▸ Short exercise
Every line below is to be copied exactly, with the pictures left out.

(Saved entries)
* start *

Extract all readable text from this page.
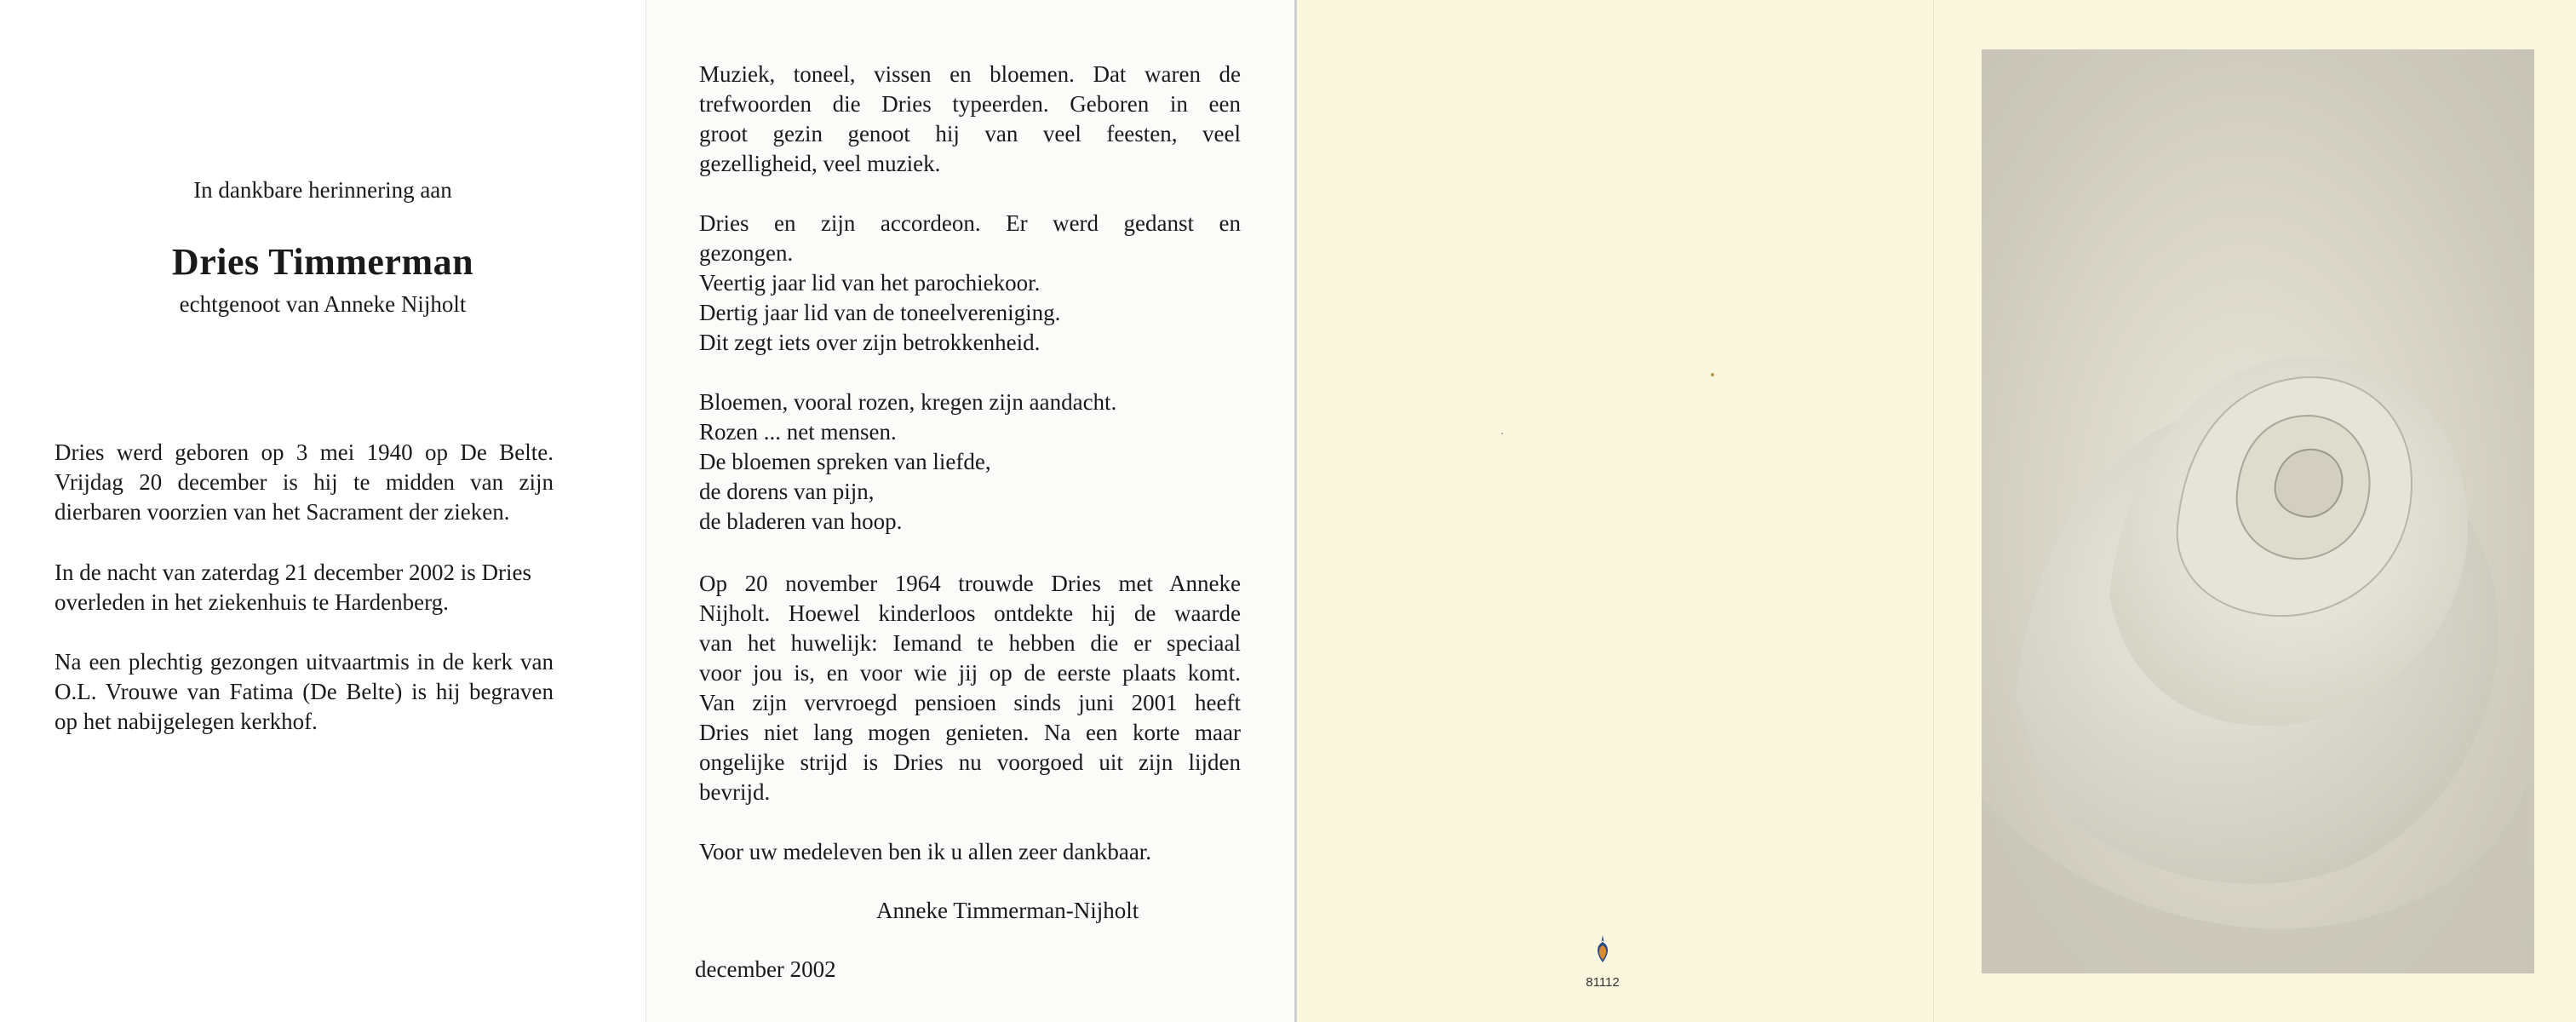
In dankbare herinnering aan
Dries Timmerman
echtgenoot van Anneke Nijholt
Dries werd geboren op 3 mei 1940 op De Belte.
Vrijdag 20 december is hij te midden van zijn
dierbaren voorzien van het Sacrament der zieken.
In de nacht van zaterdag 21 december 2002 is Dries
overleden in het ziekenhuis te Hardenberg.
Na een plechtig gezongen uitvaartmis in de kerk van
O.L. Vrouwe van Fatima (De Belte) is hij begraven
op het nabijgelegen kerkhof.
Muziek, toneel, vissen en bloemen. Dat waren de
trefwoorden die Dries typeerden. Geboren in een
groot gezin genoot hij van veel feesten, veel
gezelligheid, veel muziek.
Dries en zijn accordeon. Er werd gedanst en
gezongen.
Veertig jaar lid van het parochiekoor.
Dertig jaar lid van de toneelvereniging.
Dit zegt iets over zijn betrokkenheid.
Bloemen, vooral rozen, kregen zijn aandacht.
Rozen ... net mensen.
De bloemen spreken van liefde,
de dorens van pijn,
de bladeren van hoop.
Op 20 november 1964 trouwde Dries met Anneke
Nijholt. Hoewel kinderloos ontdekte hij de waarde
van het huwelijk: Iemand te hebben die er speciaal
voor jou is, en voor wie jij op de eerste plaats komt.
Van zijn vervroegd pensioen sinds juni 2001 heeft
Dries niet lang mogen genieten. Na een korte maar
ongelijke strijd is Dries nu voorgoed uit zijn lijden
bevrijd.
Voor uw medeleven ben ik u allen zeer dankbaar.
Anneke Timmerman-Nijholt
december 2002
81112
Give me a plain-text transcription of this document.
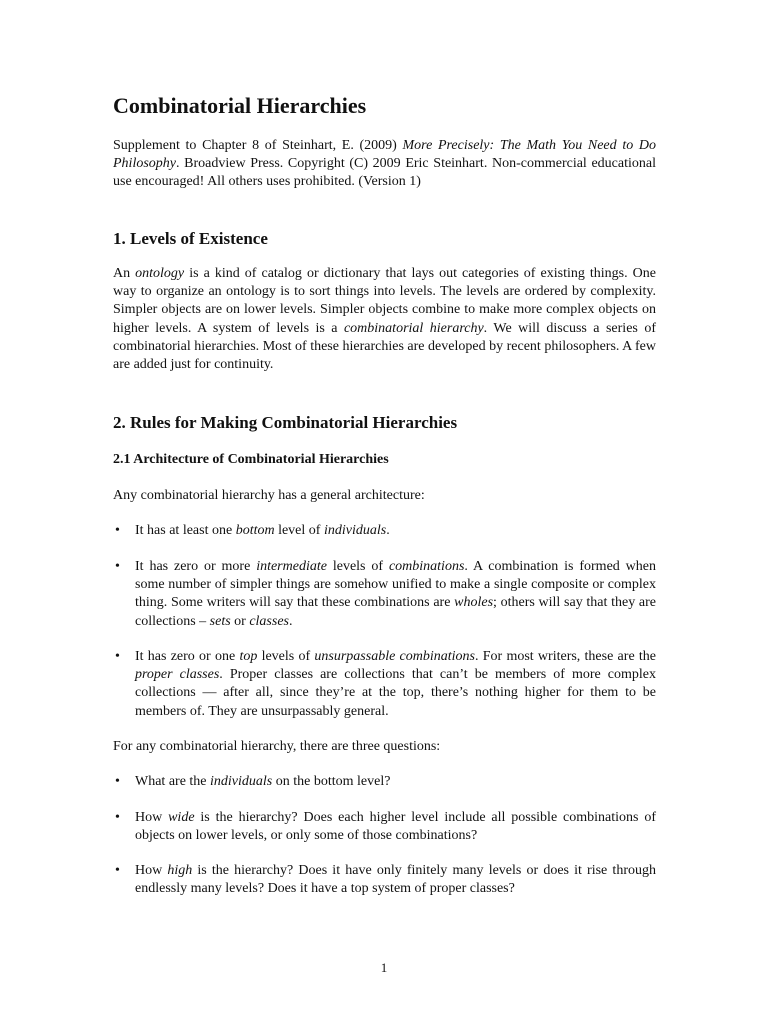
Combinatorial Hierarchies

Supplement to Chapter 8 of Steinhart, E. (2009) More Precisely: The Math You Need to Do Philosophy. Broadview Press. Copyright (C) 2009 Eric Steinhart. Non-commercial educational use encouraged! All others uses prohibited. (Version 1)

1. Levels of Existence

An ontology is a kind of catalog or dictionary that lays out categories of existing things. One way to organize an ontology is to sort things into levels. The levels are ordered by complexity. Simpler objects are on lower levels. Simpler objects combine to make more complex objects on higher levels. A system of levels is a combinatorial hierarchy. We will discuss a series of combinatorial hierarchies. Most of these hierarchies are developed by recent philosophers. A few are added just for continuity.

2. Rules for Making Combinatorial Hierarchies
2.1 Architecture of Combinatorial Hierarchies

Any combinatorial hierarchy has a general architecture:

• It has at least one bottom level of individuals.
• It has zero or more intermediate levels of combinations. A combination is formed when some number of simpler things are somehow unified to make a single composite or complex thing. Some writers will say that these combinations are wholes; others will say that they are collections – sets or classes.
• It has zero or one top levels of unsurpassable combinations. For most writers, these are the proper classes. Proper classes are collections that can’t be members of more complex collections — after all, since they’re at the top, there’s nothing higher for them to be members of. They are unsurpassably general.

For any combinatorial hierarchy, there are three questions:

• What are the individuals on the bottom level?
• How wide is the hierarchy? Does each higher level include all possible combinations of objects on lower levels, or only some of those combinations?
• How high is the hierarchy? Does it have only finitely many levels or does it rise through endlessly many levels? Does it have a top system of proper classes?
1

* end *

▸ Answer below
Extract all readable text from this page.
In dankbare herinnering aan
Dries Timmerman
echtgenoot van Anneke Nijholt
Dries werd geboren op 3 mei 1940 op De Belte.
Vrijdag 20 december is hij te midden van zijn
dierbaren voorzien van het Sacrament der zieken.
In de nacht van zaterdag 21 december 2002 is Dries
overleden in het ziekenhuis te Hardenberg.
Na een plechtig gezongen uitvaartmis in de kerk van
O.L. Vrouwe van Fatima (De Belte) is hij begraven
op het nabijgelegen kerkhof.
Muziek, toneel, vissen en bloemen. Dat waren de
trefwoorden die Dries typeerden. Geboren in een
groot gezin genoot hij van veel feesten, veel
gezelligheid, veel muziek.
Dries en zijn accordeon. Er werd gedanst en
gezongen.
Veertig jaar lid van het parochiekoor.
Dertig jaar lid van de toneelvereniging.
Dit zegt iets over zijn betrokkenheid.
Bloemen, vooral rozen, kregen zijn aandacht.
Rozen ... net mensen.
De bloemen spreken van liefde,
de dorens van pijn,
de bladeren van hoop.
Op 20 november 1964 trouwde Dries met Anneke
Nijholt. Hoewel kinderloos ontdekte hij de waarde
van het huwelijk: Iemand te hebben die er speciaal
voor jou is, en voor wie jij op de eerste plaats komt.
Van zijn vervroegd pensioen sinds juni 2001 heeft
Dries niet lang mogen genieten. Na een korte maar
ongelijke strijd is Dries nu voorgoed uit zijn lijden
bevrijd.
Voor uw medeleven ben ik u allen zeer dankbaar.
Anneke Timmerman-Nijholt
december 2002
81112
Give me a plain-text transcription of this document.
Combinatorial Hierarchies

Supplement to Chapter 8 of Steinhart, E. (2009) More Precisely: The Math You Need to Do Philosophy. Broadview Press. Copyright (C) 2009 Eric Steinhart. Non-commercial educational use encouraged! All others uses prohibited. (Version 1)

1. Levels of Existence

An ontology is a kind of catalog or dictionary that lays out categories of existing things. One way to organize an ontology is to sort things into levels. The levels are ordered by complexity. Simpler objects are on lower levels. Simpler objects combine to make more complex objects on higher levels. A system of levels is a combinatorial hierarchy. We will discuss a series of combinatorial hierarchies. Most of these hierarchies are developed by recent philosophers. A few are added just for continuity.

2. Rules for Making Combinatorial Hierarchies
2.1 Architecture of Combinatorial Hierarchies

Any combinatorial hierarchy has a general architecture:

• It has at least one bottom level of individuals.
• It has zero or more intermediate levels of combinations. A combination is formed when some number of simpler things are somehow unified to make a single composite or complex thing. Some writers will say that these combinations are wholes; others will say that they are collections – sets or classes.
• It has zero or one top levels of unsurpassable combinations. For most writers, these are the proper classes. Proper classes are collections that can’t be members of more complex collections — after all, since they’re at the top, there’s nothing higher for them to be members of. They are unsurpassably general.

For any combinatorial hierarchy, there are three questions:

• What are the individuals on the bottom level?
• How wide is the hierarchy? Does each higher level include all possible combinations of objects on lower levels, or only some of those combinations?
• How high is the hierarchy? Does it have only finitely many levels or does it rise through endlessly many levels? Does it have a top system of proper classes?
1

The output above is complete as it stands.